Exercise: Gather all lines with "this" from the records.

— Start of Supplied records —

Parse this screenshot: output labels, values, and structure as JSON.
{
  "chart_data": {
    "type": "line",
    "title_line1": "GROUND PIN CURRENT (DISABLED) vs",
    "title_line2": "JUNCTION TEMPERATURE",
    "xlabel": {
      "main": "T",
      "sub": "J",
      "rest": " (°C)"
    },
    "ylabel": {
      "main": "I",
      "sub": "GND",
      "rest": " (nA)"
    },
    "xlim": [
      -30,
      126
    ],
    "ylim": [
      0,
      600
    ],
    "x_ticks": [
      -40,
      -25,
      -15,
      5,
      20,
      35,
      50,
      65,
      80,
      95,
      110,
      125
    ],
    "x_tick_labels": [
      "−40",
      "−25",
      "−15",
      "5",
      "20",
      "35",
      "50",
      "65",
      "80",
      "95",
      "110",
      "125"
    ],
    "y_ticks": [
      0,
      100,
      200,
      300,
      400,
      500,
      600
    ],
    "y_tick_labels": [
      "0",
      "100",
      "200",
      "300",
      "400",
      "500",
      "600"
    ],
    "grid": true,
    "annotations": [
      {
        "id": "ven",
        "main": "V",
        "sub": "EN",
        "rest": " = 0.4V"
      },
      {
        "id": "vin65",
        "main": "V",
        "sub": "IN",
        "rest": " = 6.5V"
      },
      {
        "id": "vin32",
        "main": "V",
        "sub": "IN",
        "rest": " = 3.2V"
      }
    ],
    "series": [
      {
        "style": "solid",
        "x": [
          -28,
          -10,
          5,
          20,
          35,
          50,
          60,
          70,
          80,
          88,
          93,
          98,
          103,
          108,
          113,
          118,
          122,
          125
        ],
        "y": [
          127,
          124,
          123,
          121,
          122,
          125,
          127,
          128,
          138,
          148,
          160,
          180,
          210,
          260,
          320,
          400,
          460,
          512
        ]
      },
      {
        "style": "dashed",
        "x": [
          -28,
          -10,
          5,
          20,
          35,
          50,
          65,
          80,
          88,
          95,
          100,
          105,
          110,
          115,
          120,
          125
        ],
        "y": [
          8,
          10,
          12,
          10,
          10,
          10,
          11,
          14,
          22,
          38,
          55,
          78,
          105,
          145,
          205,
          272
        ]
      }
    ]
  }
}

— End of Supplied records —
— Start of Supplied records —

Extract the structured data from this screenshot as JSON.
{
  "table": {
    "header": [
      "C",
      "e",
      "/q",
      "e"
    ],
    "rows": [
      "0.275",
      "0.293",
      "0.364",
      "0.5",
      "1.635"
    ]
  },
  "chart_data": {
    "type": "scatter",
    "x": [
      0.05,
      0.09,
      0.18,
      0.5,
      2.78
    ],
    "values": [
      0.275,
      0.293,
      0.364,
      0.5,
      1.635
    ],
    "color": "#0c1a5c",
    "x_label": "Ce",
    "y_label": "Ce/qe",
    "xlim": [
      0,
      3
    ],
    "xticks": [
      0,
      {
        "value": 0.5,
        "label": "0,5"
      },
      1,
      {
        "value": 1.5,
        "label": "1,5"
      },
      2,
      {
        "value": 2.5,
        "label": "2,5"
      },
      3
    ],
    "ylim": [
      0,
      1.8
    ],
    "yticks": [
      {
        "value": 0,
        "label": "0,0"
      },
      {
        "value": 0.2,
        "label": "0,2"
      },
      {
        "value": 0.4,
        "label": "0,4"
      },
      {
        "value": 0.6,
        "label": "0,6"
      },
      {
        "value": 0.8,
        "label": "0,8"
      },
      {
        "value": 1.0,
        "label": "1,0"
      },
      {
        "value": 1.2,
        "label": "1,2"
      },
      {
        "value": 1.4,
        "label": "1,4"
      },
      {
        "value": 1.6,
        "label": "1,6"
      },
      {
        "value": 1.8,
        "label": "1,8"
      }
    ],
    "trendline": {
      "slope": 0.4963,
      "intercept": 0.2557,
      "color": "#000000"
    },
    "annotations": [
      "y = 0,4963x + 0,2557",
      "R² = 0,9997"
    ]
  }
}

— End of Supplied records —

Answer for the task:
Parse this screenshot: output labels, values, and structure as JSON.
Extract the structured data from this screenshot as JSON.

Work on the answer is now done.